# Extrait de page
______________________________

La sécurité par jeton est-elle nécessaire à la Ville de Québec?

On apprend que la Ville de Québec a conclu une entente sans appel d’offres avec une firme française pour implanter un extranet sécurisé pour les citoyens. Sans trop énumérer les transactions qui seront possibles avec la Ville, on nous dit du moins qu’on pourra visionner notre compte de taxe en ligne et le payer. La technologie de la compagnie Almerys a été choisie parce qu’elle comprend un jeton physique qui devra être inséré dans un port USB d’un ordinateur pour communiquer avec la ville. Je me questionne beaucoup sur la nécessité d’une telle mesure de sécurité pour consulter un document qu’on reçoit présentement par le bon vieux courrier postal très peu sécurisé.

______________________________

[Données de détection de la mise en page du document]
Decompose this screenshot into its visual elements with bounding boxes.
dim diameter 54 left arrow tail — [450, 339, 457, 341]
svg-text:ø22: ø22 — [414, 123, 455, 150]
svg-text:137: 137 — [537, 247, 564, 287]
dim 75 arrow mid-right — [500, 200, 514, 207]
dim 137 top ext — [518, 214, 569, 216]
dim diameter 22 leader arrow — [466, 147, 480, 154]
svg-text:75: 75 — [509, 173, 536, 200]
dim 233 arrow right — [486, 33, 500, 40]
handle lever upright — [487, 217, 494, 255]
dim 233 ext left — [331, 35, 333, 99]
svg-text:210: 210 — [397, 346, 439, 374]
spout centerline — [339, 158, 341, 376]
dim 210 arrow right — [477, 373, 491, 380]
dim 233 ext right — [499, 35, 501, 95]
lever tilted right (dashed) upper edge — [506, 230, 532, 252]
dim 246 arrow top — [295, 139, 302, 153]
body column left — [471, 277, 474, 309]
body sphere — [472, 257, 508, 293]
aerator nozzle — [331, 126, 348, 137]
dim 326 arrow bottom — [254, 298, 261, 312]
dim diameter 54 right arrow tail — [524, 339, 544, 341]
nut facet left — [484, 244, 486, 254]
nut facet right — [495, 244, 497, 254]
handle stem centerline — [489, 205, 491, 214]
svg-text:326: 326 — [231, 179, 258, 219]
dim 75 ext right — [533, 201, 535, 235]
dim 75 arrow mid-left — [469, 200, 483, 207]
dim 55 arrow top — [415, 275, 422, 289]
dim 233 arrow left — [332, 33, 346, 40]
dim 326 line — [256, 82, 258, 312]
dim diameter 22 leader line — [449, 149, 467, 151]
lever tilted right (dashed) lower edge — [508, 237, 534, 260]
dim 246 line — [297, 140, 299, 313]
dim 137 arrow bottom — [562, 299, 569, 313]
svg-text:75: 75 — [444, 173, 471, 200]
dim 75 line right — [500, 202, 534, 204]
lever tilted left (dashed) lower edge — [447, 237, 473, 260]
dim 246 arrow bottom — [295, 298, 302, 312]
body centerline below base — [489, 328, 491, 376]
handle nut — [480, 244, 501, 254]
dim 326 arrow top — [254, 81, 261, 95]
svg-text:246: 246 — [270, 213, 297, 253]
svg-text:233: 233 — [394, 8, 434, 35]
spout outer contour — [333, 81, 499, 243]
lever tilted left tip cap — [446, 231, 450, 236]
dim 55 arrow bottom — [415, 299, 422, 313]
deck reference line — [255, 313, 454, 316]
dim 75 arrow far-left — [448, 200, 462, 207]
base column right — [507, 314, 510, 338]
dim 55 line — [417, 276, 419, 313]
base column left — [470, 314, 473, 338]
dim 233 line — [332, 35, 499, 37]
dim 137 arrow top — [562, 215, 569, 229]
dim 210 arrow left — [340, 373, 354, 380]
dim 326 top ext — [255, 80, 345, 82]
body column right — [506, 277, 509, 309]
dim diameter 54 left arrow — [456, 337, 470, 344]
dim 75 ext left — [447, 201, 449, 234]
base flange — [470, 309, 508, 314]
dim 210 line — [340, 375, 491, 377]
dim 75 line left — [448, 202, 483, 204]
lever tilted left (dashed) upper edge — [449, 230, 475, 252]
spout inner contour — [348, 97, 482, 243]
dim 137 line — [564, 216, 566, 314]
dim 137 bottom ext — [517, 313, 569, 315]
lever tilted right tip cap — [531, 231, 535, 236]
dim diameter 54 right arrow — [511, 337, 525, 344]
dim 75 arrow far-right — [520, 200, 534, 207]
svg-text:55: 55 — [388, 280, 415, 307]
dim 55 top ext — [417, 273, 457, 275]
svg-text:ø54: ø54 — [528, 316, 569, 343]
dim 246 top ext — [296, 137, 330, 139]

______________________________

# Consigne 1
D'après le texte sur la sécurité par jeton à la Ville de Québec, où faudra-t-il insérer le jeton physique pour communiquer avec la ville ?
# Consigne 2
Rédigez la suite du texte sur la sécurité par jeton à la Ville de Québec, à partir de sa dernière phrase.
Les lignes ne jouent ici aucun rôle.

# Réponse attendue 1
Dans un port USB d'un ordinateur.

# Réponse attendue 2
D’abord, l’utilisation d’un jeton local complique énormément l’authentification. On veut offrir un service mur à mur à tous les citoyens et on va s’enfarger avec une mesure d’une incroyable complexité pour la moyenne des utilisateurs. Les appels téléphoniques à l’aide au futur centre de soutien technique de la Ville seront très volumineux. Je me suis déjà connecté avec des jetons RSA SecurID à des réseaux privés virtuels (VPN) et l’accès était toujours compliqué. On appelait pour se faire dépanner au moins une fois aux 2 semaines. Le rehaussement de la sécurité est souvent aux dépens de la convivialité. Ceci me laisse perplexe puisque ce service est destiné à la population en général, qui est composée d’une très grande proportion de néophytes en informatique.

Aussi, les comptes de taxe et les rôles d’évaluation sont des documents publics. J’ignore ce qu’on tente de protéger ici. Ce mécanisme de sécurité dépasse celui de ma banque et celui de PayPal. Pourtant, ils traitent énormément de transactions par jour et la fraude n’est pas leur centre de coût premier.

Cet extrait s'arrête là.